Sébastien MALOBERTI

Vit et travaille à Clermont-Ferrand

Sébastien MALOBERTI

Son oeuvre à
Saint-Flour

La demande pour le menhir est, à l’heure actuelle, pratiquement nulle.

Un texte de Simon Feydieu

L’implantation des premiers dolmens européens débute environ 5000 ans avant J.-C. Cette pratique relevant du mégalithique, s’attache
à l’érection de pierres grossièrement taillées dans la masse, mettant au premier plan des préoccupations d’orientation et de positionnement de ces volumes dans des espaces nus. Le détachement vis à vis du site et de son patrimoine est sans nul doute la première observation que nous pouvons faire face
à l’oeuvre monolithe de Sébastien Maloberti. Elle est érigée sur un socle en planches de coffrages brutes, disposé dans la cour des Agials durant la Biennale de St Flour.

Pour des raisons politiques diverses, les piédestales ont souvent mieux survécu à leur sculpture : de la fourth plinth de Londres 2, aux sculptures ornant les toits des églises de la place Gendarmenmarkt bombardés en 1943 de Berlin ou encore la statue de Auguste Burdeau à Lyon, fondue sous l’occupation à des fins militaires.
Ici le socle n’a vocation qu’à éluder une implantation définitive de l’oeuvre dans l’espace public. Ce piédestal sommaire isole du site plus qu’il ne magnifie la sculpture. Ce “monument” est paradoxalement et potentiellement itinérant, au même titre qu’une grande roue ou un stand d’auto-tamponneuse, et ne saurait être patrimonial dans le sens où il ne témoigne ni ne rend hommage à un événement, à une personnalité, ou une communauté identifiables.
La surface de la sculpture est peinte à l’aérographe et reproduit le motif très ostentatoire de grenouilles amazoniennes, vénéneuses et endémiques 3. Outre une ironie pop-exotique, elle dégage un refus manifeste et irrévérencieux de considérer l’oeuvre d’art dans l’espace public comme une inscription harmonieuse avec le patrimoine local. Prenant le contrepied du camouflage, comme intégration d’un sujet dans son environnement immédiat, elle se détache de manière criarde, selon une stratégie darwiniste incongrue : la survie par la surexposition. Telle une foire au menhir en toc (structure en polystyrène recouverte de fibres de verre vernis) aux allures foraines, Tropical Monument constitue une attraction dans l’espace de la ville, tolérée pour un temps limité.

**Extrait du jeu de données:**
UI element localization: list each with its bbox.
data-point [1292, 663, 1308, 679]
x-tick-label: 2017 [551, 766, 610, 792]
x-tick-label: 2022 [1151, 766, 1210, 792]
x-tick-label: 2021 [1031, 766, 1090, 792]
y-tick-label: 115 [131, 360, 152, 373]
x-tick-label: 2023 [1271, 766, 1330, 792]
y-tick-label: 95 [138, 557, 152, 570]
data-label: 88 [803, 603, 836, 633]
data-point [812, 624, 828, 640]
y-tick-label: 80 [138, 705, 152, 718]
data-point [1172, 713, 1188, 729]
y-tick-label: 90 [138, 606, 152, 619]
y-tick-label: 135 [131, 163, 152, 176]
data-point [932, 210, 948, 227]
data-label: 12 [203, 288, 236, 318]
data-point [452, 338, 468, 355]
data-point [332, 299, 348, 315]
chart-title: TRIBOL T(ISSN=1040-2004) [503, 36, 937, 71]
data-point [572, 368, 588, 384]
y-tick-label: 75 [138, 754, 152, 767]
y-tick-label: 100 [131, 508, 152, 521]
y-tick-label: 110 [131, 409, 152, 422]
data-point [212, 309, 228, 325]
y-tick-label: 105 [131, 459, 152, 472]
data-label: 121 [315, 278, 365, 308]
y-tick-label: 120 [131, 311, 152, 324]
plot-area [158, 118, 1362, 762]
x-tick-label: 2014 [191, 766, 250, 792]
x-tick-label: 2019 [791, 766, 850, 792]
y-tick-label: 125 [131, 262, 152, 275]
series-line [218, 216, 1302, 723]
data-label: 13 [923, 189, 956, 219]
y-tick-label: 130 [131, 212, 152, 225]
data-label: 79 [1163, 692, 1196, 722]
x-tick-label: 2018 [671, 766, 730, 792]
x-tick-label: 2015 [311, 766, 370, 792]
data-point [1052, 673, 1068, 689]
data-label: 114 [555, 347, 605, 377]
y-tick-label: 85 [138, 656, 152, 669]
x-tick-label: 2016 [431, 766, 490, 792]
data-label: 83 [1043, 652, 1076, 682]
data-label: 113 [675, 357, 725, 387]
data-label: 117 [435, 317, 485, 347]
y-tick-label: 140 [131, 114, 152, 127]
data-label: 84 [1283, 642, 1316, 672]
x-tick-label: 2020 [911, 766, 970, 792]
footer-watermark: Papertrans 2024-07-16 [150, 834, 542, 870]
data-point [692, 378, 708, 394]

**ACTIONS À MENER:**
A: Recopiez à l'identique les enregistrements depuis leur début jusqu'à la ligne contenant « y-tick-label: 95 [138, 557, 152, 570] », celle-ci comprise.
B: Poursuivez le texte sur l'œuvre de Sébastien Maloberti à Saint-Flour à partir de l'endroit où il s'arrête.

**RÉSULTATS PAR TÂCHE:**
A:
UI element localization: list each with its bbox.
data-point [1292, 663, 1308, 679]
x-tick-label: 2017 [551, 766, 610, 792]
x-tick-label: 2022 [1151, 766, 1210, 792]
x-tick-label: 2021 [1031, 766, 1090, 792]
y-tick-label: 115 [131, 360, 152, 373]
x-tick-label: 2023 [1271, 766, 1330, 792]
y-tick-label: 95 [138, 557, 152, 570]

B:
Dans l’album Obélix et Compagnie de Goscinny et Uderzo, un romain s’emploie à corrompre et diviser les résistants gaulois en leur achetant leurs menhirs, créant ainsi une demande artificielle dépassant l’offre et introduisant dans leur micro-société de nouveaux concepts tels que la spéculation, la surproduction, la transaction et l’exportation d’une figure par essence inamovible et inaliénable. La figure du monolithe, en tant que forme élémentaire, a toujours eu un fort pouvoir allégorique. Telle une figure totémique, elle domine et rassemble. Que ce soit le monolithe noir dans le film 2001, l’Odyssée de l’espace de Stanley Kubrick ou les Moaïs de l’île de Pâques, les formes archaïques demeurent contemporaines dans le sens où nous, en tant que contemporains, persistons à fantasmer leur genèse.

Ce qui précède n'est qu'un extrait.